> [PROMPT]
Where the records hold the string "tuyến", show the whole line it sits on.

> [Dataset entries for page text]

══════════

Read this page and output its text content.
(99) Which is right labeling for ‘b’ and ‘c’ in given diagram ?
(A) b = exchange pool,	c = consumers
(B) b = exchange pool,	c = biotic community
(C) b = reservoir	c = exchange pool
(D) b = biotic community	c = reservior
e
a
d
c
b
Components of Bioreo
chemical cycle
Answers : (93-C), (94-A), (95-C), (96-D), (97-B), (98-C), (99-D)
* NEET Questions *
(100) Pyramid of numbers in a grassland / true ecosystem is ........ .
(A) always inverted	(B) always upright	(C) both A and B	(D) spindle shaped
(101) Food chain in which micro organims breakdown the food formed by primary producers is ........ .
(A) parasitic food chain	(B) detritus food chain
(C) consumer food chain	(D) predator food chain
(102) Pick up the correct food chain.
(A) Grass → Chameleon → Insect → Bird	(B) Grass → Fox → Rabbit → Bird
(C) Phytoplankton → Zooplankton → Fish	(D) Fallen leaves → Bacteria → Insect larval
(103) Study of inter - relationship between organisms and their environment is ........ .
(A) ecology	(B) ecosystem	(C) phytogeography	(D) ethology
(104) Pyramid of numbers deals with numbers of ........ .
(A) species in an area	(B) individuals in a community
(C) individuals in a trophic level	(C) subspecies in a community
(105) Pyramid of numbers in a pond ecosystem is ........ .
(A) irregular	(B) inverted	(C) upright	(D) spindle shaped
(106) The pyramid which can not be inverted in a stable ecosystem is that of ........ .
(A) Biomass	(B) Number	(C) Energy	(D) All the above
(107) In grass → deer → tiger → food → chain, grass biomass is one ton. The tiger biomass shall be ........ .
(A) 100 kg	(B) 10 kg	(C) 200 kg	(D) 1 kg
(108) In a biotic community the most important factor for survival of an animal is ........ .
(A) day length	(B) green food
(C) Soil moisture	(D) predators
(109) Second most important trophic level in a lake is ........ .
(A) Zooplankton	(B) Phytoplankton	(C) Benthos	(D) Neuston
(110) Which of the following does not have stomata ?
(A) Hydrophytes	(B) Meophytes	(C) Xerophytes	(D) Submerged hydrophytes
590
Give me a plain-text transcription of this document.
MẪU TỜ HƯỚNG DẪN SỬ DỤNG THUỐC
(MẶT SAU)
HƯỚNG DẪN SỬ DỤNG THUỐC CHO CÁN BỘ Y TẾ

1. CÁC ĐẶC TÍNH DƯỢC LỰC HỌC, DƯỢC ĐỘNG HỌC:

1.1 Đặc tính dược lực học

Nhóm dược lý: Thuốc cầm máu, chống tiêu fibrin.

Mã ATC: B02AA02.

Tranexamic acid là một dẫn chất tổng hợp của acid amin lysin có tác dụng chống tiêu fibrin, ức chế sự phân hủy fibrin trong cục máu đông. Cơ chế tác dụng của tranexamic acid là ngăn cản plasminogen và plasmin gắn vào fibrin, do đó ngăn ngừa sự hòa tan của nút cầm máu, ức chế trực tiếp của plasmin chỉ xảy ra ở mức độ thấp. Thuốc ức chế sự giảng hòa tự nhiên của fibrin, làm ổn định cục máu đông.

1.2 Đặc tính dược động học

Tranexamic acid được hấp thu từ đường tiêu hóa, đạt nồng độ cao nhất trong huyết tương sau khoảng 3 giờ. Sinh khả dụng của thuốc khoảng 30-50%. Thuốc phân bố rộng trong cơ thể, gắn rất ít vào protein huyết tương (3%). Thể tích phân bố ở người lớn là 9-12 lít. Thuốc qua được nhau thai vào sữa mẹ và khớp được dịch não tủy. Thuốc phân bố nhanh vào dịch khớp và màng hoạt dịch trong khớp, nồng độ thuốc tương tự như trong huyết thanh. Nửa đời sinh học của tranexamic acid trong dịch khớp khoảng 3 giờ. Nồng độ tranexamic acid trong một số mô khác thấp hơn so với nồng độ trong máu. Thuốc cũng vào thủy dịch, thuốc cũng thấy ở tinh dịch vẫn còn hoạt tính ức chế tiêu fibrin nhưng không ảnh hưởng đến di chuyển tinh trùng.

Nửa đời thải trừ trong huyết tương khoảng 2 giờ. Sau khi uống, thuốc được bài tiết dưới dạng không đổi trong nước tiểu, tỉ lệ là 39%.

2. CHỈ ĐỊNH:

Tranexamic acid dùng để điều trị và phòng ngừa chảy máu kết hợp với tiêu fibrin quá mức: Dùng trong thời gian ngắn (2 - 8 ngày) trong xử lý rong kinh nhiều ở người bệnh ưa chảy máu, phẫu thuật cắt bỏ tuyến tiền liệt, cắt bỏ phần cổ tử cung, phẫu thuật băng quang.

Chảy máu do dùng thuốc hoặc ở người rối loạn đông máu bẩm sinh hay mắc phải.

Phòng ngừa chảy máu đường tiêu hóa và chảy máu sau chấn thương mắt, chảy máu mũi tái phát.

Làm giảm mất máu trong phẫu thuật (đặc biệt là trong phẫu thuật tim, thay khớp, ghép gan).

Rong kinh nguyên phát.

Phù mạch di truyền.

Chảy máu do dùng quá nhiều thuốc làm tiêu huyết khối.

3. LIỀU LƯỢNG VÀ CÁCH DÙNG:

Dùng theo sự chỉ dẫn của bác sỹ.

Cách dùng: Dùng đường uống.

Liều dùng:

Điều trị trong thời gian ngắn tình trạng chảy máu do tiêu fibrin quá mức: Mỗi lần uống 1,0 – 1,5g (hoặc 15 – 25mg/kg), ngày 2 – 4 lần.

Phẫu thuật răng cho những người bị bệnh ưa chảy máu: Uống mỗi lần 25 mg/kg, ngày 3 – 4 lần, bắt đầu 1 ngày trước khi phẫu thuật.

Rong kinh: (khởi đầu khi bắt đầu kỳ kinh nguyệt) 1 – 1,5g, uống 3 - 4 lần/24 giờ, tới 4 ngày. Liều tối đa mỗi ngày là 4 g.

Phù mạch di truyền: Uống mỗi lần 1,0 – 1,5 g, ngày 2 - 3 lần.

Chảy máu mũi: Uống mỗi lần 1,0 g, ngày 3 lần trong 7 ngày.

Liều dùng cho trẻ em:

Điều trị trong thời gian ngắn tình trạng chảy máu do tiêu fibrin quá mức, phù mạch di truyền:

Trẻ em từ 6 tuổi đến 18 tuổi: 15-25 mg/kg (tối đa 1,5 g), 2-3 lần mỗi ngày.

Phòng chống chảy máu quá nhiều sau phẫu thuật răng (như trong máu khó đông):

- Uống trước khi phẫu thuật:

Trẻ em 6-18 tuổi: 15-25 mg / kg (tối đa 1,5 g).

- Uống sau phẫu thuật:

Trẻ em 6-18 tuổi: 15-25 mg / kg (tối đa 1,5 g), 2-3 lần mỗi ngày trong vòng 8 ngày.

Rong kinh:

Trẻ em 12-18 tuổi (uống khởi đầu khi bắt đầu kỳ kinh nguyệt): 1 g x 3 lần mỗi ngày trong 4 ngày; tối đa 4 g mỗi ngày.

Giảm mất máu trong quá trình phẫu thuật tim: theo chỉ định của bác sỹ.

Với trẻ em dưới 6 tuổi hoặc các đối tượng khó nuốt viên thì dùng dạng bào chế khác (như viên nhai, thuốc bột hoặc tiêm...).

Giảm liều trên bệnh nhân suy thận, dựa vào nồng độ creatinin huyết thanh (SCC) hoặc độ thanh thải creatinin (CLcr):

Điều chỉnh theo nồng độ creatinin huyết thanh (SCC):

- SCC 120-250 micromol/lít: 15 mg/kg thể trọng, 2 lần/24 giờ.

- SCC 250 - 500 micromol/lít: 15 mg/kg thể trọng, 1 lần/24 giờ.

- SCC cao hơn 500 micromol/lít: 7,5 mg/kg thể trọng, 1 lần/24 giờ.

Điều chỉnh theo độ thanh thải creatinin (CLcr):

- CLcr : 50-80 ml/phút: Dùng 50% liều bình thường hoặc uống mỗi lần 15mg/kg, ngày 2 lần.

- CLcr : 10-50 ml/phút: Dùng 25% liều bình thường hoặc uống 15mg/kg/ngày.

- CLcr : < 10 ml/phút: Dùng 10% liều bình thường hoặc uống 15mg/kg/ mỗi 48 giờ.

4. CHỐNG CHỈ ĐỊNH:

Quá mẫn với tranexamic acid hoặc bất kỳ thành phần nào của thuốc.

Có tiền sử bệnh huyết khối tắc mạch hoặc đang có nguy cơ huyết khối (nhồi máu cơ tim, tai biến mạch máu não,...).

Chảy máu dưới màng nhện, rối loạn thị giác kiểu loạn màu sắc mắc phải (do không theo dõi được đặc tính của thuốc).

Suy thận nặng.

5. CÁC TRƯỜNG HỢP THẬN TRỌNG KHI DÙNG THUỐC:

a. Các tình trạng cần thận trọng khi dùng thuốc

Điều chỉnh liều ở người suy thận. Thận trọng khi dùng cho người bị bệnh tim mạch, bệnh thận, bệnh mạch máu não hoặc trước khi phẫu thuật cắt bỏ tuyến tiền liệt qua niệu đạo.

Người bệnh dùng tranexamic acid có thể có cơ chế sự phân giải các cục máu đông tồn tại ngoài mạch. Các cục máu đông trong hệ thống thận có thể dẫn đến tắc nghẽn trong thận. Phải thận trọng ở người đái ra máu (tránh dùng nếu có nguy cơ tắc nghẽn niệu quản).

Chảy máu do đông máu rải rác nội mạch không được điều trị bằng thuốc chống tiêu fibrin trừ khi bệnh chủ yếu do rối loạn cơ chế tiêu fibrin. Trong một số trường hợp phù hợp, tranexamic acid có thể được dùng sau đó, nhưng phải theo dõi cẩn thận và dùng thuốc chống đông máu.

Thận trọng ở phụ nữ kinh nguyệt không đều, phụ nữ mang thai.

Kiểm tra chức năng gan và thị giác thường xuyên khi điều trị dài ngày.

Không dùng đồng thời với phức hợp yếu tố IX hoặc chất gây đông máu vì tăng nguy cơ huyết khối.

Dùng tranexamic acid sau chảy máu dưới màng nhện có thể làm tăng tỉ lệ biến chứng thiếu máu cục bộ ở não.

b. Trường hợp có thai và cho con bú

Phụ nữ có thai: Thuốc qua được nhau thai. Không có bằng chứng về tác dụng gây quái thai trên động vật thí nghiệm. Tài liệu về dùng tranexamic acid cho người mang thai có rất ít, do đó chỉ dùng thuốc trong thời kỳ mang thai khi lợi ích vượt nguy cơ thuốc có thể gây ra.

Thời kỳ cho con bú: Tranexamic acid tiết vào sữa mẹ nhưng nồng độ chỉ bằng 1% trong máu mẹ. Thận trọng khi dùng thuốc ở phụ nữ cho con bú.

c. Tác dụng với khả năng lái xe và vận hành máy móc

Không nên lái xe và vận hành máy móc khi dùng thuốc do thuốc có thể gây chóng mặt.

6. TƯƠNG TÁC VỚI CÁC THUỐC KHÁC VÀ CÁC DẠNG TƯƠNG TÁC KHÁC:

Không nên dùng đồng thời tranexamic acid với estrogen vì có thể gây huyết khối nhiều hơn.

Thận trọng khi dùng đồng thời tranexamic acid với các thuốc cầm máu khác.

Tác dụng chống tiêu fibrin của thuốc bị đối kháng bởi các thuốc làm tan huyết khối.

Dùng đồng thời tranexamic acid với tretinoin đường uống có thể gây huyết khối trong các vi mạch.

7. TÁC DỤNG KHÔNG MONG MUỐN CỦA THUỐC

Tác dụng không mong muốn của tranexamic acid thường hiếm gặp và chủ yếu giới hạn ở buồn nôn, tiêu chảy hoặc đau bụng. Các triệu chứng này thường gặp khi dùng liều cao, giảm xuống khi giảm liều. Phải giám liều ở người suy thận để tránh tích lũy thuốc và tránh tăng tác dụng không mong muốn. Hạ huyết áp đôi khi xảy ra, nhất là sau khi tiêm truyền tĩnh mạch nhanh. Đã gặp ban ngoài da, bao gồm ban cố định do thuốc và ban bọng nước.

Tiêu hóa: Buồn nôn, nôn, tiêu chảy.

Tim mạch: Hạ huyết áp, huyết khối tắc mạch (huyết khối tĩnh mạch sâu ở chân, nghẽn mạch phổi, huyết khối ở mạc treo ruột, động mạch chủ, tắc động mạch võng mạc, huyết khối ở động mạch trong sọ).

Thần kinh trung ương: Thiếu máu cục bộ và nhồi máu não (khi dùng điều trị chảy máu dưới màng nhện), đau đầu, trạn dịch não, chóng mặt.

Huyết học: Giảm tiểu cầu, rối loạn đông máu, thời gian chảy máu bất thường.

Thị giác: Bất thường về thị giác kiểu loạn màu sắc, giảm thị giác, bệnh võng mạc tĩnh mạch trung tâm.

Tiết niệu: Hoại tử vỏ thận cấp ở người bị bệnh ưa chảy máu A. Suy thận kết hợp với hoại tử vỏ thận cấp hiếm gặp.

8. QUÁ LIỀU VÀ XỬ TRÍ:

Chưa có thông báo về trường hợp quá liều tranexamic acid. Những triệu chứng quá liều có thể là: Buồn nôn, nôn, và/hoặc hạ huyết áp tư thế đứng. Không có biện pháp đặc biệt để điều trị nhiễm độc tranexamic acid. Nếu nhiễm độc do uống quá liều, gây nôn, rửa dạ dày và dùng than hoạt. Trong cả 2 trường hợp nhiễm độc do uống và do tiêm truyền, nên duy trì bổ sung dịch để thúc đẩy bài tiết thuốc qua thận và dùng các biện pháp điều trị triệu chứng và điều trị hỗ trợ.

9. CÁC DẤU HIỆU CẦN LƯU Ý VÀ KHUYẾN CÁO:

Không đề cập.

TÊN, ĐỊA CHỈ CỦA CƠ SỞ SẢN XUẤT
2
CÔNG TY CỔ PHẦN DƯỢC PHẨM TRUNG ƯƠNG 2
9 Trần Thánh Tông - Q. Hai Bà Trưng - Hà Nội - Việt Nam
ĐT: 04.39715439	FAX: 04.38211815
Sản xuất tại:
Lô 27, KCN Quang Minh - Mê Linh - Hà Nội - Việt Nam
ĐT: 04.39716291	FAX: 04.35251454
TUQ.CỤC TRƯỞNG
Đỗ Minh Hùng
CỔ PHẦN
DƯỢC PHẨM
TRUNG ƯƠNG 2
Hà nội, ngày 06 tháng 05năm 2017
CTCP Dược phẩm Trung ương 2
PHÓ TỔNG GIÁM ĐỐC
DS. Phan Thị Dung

══════════

> [RESULT BELOW]
Tranexamic acid dùng để điều trị và phòng ngừa chảy máu kết hợp với tiêu fibrin quá mức: Dùng trong thời gian ngắn (2 - 8 ngày) trong xử lý rong kinh nhiều ở người bệnh ưa chảy máu, phẫu thuật cắt bỏ tuyến tiền liệt, cắt bỏ phần cổ tử cung, phẫu thuật băng quang.
Điều chỉnh liều ở người suy thận. Thận trọng khi dùng cho người bị bệnh tim mạch, bệnh thận, bệnh mạch máu não hoặc trước khi phẫu thuật cắt bỏ tuyến tiền liệt qua niệu đạo.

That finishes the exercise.